[PROBLEM REQUIREMENTS] From the line that includes "Decode this image" to the last line of the data, quote each line precisely; both boundary lines belong in the answer.

[PROVIDED MATERIAL]
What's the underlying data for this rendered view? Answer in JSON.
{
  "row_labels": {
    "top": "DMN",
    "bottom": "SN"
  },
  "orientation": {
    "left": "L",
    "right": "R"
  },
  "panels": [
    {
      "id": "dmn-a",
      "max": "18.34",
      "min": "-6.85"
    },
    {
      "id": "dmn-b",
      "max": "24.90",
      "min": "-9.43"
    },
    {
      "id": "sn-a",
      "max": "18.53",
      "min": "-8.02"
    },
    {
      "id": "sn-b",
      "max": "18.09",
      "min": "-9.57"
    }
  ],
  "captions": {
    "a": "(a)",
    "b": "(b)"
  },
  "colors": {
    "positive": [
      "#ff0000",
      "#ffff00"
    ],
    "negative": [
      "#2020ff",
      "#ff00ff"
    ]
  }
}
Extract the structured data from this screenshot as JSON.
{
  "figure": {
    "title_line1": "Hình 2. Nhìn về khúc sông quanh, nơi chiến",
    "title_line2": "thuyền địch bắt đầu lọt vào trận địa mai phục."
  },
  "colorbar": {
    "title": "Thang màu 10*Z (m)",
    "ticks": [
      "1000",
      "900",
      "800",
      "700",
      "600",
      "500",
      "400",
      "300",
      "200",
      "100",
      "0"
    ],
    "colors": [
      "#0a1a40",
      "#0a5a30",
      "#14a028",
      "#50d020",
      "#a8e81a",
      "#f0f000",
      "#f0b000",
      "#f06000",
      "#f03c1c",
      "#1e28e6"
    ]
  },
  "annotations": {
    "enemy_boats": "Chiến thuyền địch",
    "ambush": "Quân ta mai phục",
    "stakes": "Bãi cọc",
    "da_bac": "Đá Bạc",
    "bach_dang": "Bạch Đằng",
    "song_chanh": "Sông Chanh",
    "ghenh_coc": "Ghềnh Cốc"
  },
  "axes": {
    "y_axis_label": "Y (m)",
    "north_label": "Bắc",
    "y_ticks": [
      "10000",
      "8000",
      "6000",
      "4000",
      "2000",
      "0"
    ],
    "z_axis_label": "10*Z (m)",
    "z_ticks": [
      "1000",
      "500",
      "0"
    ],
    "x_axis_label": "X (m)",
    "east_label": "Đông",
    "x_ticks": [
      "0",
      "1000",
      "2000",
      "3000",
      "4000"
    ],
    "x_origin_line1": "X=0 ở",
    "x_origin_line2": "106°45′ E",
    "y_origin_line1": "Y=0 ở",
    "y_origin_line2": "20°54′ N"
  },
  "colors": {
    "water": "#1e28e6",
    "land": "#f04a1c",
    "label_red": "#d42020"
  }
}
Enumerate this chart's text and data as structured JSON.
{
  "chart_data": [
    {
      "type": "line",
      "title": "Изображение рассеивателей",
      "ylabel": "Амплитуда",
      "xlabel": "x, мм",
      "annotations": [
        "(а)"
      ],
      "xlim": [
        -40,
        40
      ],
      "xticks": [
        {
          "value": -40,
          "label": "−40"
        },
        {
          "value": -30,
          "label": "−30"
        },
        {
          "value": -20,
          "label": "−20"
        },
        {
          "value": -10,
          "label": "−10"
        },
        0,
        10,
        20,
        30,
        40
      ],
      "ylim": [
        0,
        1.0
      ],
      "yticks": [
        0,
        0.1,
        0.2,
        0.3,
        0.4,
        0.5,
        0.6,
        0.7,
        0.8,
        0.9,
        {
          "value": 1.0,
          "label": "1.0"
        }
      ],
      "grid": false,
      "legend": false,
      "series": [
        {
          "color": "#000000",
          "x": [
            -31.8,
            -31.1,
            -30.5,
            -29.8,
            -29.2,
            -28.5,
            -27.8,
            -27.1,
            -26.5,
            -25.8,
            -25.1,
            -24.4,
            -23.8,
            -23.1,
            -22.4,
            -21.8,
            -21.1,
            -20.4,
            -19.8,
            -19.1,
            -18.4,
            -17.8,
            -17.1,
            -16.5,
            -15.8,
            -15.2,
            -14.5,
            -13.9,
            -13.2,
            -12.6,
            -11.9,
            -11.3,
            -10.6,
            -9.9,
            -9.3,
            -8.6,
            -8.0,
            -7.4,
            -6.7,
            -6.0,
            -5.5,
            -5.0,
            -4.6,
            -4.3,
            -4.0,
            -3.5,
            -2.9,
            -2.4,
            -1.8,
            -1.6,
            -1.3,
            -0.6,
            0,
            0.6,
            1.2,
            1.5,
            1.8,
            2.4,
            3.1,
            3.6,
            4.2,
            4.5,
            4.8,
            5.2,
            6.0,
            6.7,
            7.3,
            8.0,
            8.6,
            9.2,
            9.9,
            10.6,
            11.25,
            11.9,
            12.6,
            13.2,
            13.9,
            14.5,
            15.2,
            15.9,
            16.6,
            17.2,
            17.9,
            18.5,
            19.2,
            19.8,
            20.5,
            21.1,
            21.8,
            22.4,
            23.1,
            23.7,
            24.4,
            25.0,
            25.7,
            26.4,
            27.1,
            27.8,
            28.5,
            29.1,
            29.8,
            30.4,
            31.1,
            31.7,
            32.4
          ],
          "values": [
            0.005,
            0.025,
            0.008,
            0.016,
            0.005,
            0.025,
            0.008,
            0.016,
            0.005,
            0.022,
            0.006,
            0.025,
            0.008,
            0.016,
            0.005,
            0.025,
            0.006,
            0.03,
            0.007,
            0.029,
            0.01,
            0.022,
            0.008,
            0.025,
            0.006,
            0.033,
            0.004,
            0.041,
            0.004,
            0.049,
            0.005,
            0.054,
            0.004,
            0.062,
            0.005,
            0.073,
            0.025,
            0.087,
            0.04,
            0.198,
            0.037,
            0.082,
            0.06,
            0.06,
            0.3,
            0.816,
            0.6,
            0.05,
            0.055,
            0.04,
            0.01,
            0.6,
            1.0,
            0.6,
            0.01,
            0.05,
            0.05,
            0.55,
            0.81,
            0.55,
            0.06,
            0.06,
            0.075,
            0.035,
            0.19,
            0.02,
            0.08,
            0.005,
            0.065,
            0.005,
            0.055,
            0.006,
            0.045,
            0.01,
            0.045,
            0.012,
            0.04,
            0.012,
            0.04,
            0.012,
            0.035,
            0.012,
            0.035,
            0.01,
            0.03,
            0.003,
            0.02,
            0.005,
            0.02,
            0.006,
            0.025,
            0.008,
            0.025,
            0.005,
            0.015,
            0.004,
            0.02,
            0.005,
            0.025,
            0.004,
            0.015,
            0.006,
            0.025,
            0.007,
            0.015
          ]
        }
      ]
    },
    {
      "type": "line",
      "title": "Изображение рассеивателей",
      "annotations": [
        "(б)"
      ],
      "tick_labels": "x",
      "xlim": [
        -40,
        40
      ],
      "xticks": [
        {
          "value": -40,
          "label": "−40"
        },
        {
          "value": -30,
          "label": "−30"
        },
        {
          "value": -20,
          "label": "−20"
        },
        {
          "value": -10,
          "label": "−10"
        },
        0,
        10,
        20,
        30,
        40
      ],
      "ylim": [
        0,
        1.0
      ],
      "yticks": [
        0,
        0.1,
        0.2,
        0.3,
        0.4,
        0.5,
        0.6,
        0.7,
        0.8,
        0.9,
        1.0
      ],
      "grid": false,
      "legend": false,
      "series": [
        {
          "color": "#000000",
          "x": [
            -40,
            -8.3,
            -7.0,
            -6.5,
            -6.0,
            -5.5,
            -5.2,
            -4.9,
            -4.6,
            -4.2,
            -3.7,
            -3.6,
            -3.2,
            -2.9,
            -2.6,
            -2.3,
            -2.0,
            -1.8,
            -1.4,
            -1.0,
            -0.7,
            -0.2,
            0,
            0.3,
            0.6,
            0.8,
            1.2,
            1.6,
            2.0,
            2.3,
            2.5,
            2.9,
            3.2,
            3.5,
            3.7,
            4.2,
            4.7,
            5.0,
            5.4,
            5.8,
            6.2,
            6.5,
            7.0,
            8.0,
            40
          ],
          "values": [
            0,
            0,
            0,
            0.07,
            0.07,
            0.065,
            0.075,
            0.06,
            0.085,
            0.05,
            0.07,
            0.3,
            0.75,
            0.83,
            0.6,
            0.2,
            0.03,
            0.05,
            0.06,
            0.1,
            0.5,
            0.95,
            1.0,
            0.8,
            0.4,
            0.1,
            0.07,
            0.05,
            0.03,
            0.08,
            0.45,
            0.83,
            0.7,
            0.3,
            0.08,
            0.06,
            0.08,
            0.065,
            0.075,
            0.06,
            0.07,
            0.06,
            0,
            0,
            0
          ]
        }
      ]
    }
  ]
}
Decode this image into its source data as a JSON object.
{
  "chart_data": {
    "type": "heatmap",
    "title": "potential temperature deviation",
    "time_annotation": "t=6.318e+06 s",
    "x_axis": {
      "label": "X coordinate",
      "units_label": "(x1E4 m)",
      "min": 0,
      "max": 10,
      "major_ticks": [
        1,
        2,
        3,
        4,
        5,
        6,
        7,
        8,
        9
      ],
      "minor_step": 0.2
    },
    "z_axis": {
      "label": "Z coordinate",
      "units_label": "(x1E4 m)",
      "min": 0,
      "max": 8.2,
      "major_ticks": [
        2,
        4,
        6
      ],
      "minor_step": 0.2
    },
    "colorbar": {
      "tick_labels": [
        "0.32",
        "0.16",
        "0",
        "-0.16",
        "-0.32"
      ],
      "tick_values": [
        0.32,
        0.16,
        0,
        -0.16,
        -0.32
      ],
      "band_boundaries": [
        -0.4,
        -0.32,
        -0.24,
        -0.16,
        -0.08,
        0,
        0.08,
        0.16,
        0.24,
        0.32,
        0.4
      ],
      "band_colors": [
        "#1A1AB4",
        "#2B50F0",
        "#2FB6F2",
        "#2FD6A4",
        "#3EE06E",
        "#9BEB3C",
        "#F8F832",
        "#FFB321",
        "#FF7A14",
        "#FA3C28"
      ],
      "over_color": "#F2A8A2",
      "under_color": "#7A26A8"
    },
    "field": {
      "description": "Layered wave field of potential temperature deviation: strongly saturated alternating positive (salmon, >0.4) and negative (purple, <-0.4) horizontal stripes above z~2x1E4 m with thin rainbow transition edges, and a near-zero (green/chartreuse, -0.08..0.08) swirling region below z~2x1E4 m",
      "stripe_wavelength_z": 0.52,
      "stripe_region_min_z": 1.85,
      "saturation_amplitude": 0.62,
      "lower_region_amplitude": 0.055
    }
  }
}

[ANSWER FOR THIS EXERCISE]
Decode this image into its source data as a JSON object.
{
  "chart_data": {
    "type": "heatmap",
    "title": "potential temperature deviation",
    "time_annotation": "t=6.318e+06 s",
    "x_axis": {
      "label": "X coordinate",
      "units_label": "(x1E4 m)",
      "min": 0,
      "max": 10,
      "major_ticks": [
        1,
        2,
        3,
        4,
        5,
        6,
        7,
        8,
        9
      ],
      "minor_step": 0.2
    },
    "z_axis": {
      "label": "Z coordinate",
      "units_label": "(x1E4 m)",
      "min": 0,
      "max": 8.2,
      "major_ticks": [
        2,
        4,
        6
      ],
      "minor_step": 0.2
    },
    "colorbar": {
      "tick_labels": [
        "0.32",
        "0.16",
        "0",
        "-0.16",
        "-0.32"
      ],
      "tick_values": [
        0.32,
        0.16,
        0,
        -0.16,
        -0.32
      ],
      "band_boundaries": [
        -0.4,
        -0.32,
        -0.24,
        -0.16,
        -0.08,
        0,
        0.08,
        0.16,
        0.24,
        0.32,
        0.4
      ],
      "band_colors": [
        "#1A1AB4",
        "#2B50F0",
        "#2FB6F2",
        "#2FD6A4",
        "#3EE06E",
        "#9BEB3C",
        "#F8F832",
        "#FFB321",
        "#FF7A14",
        "#FA3C28"
      ],
      "over_color": "#F2A8A2",
      "under_color": "#7A26A8"
    },
    "field": {
      "description": "Layered wave field of potential temperature deviation: strongly saturated alternating positive (salmon, >0.4) and negative (purple, <-0.4) horizontal stripes above z~2x1E4 m with thin rainbow transition edges, and a near-zero (green/chartreuse, -0.08..0.08) swirling region below z~2x1E4 m",
      "stripe_wavelength_z": 0.52,
      "stripe_region_min_z": 1.85,
      "saturation_amplitude": 0.62,
      "lower_region_amplitude": 0.055
    }
  }
}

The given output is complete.